▶ [Aim of the exercise]: In the records below, pick out all lines containing the word "Suomen".

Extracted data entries
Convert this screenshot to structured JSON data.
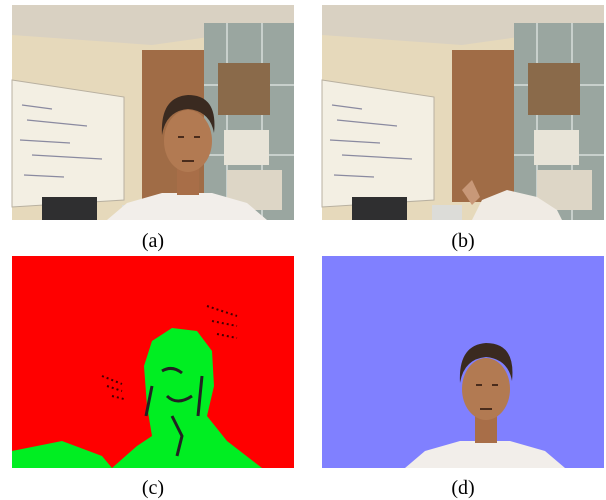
{
  "figure": {
    "captions": [
      "(a)",
      "(b)",
      "(c)",
      "(d)"
    ]
  }
}
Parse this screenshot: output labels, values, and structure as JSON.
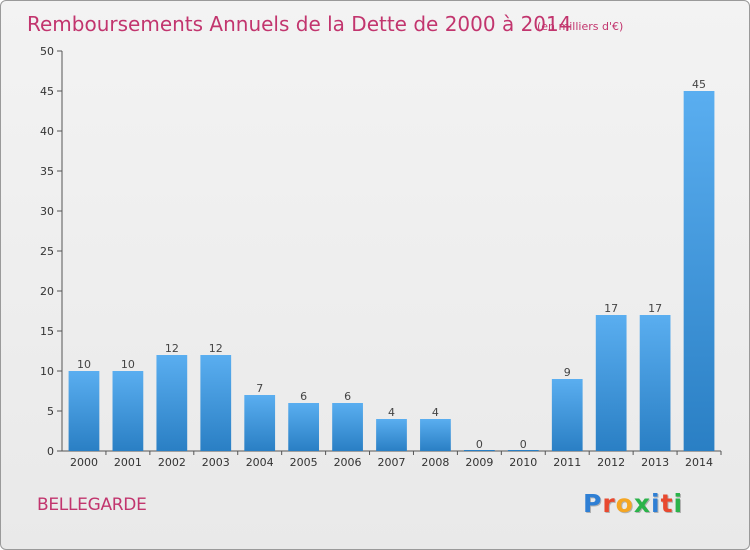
{
  "chart_data": {
    "type": "bar",
    "title": "Remboursements Annuels de la Dette de 2000 à 2014",
    "subtitle": "(en milliers d'€)",
    "categories": [
      "2000",
      "2001",
      "2002",
      "2003",
      "2004",
      "2005",
      "2006",
      "2007",
      "2008",
      "2009",
      "2010",
      "2011",
      "2012",
      "2013",
      "2014"
    ],
    "values": [
      10,
      10,
      12,
      12,
      7,
      6,
      6,
      4,
      4,
      0,
      0,
      9,
      17,
      17,
      45
    ],
    "ylim": [
      0,
      50
    ],
    "yticks": [
      0,
      5,
      10,
      15,
      20,
      25,
      30,
      35,
      40,
      45,
      50
    ],
    "bar_color": "#3a8fd6",
    "grid": false
  },
  "commune": "BELLEGARDE",
  "logo": {
    "text": "Proxiti",
    "letter_colors": [
      "#2f7fd4",
      "#e8492f",
      "#f5a623",
      "#2bb34a",
      "#2f7fd4",
      "#e8492f",
      "#2bb34a"
    ]
  }
}
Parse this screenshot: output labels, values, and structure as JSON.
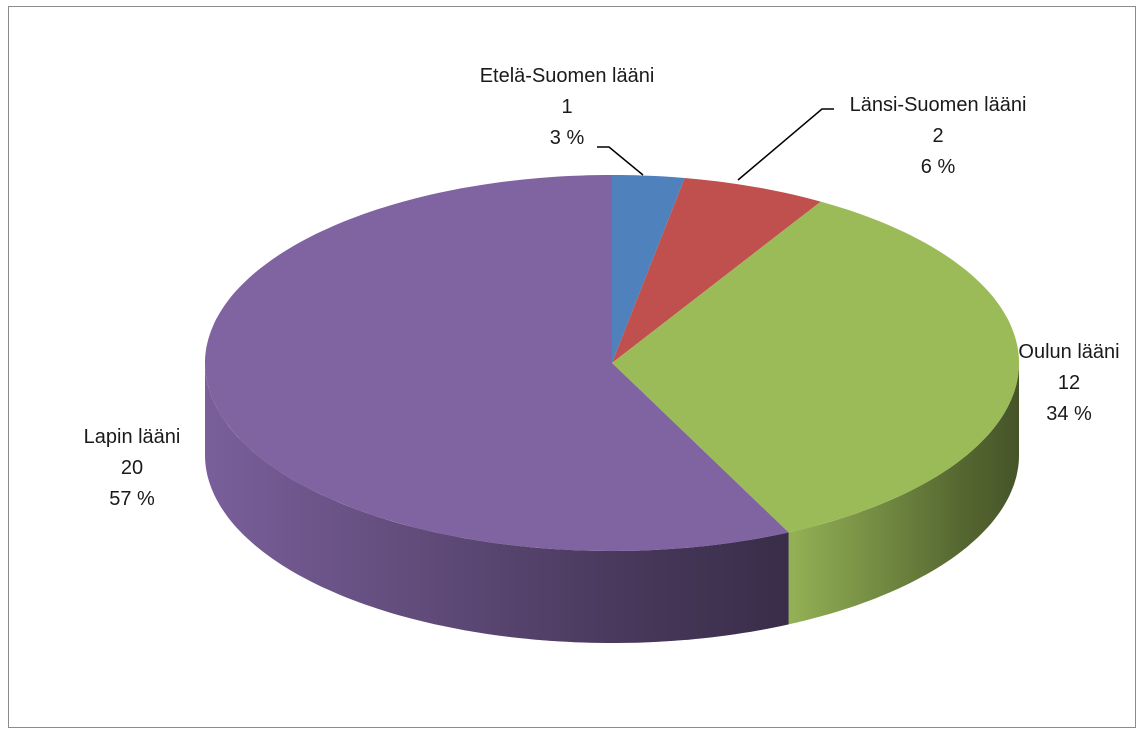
{
  "chart_data": {
    "type": "pie",
    "style": "3d",
    "title": "",
    "slices": [
      {
        "name": "Etelä-Suomen lääni",
        "value": 1,
        "percent": "3 %",
        "color": "#4F81BD"
      },
      {
        "name": "Länsi-Suomen lääni",
        "value": 2,
        "percent": "6 %",
        "color": "#C0504D"
      },
      {
        "name": "Oulun lääni",
        "value": 12,
        "percent": "34 %",
        "color": "#9BBB59"
      },
      {
        "name": "Lapin lääni",
        "value": 20,
        "percent": "57 %",
        "color": "#8064A2"
      }
    ],
    "legend": "none",
    "labels": "outside, with leader lines for small slices"
  }
}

▶ [Answer to this problem]:
        "name": "Etelä-Suomen lääni",
        "name": "Länsi-Suomen lääni",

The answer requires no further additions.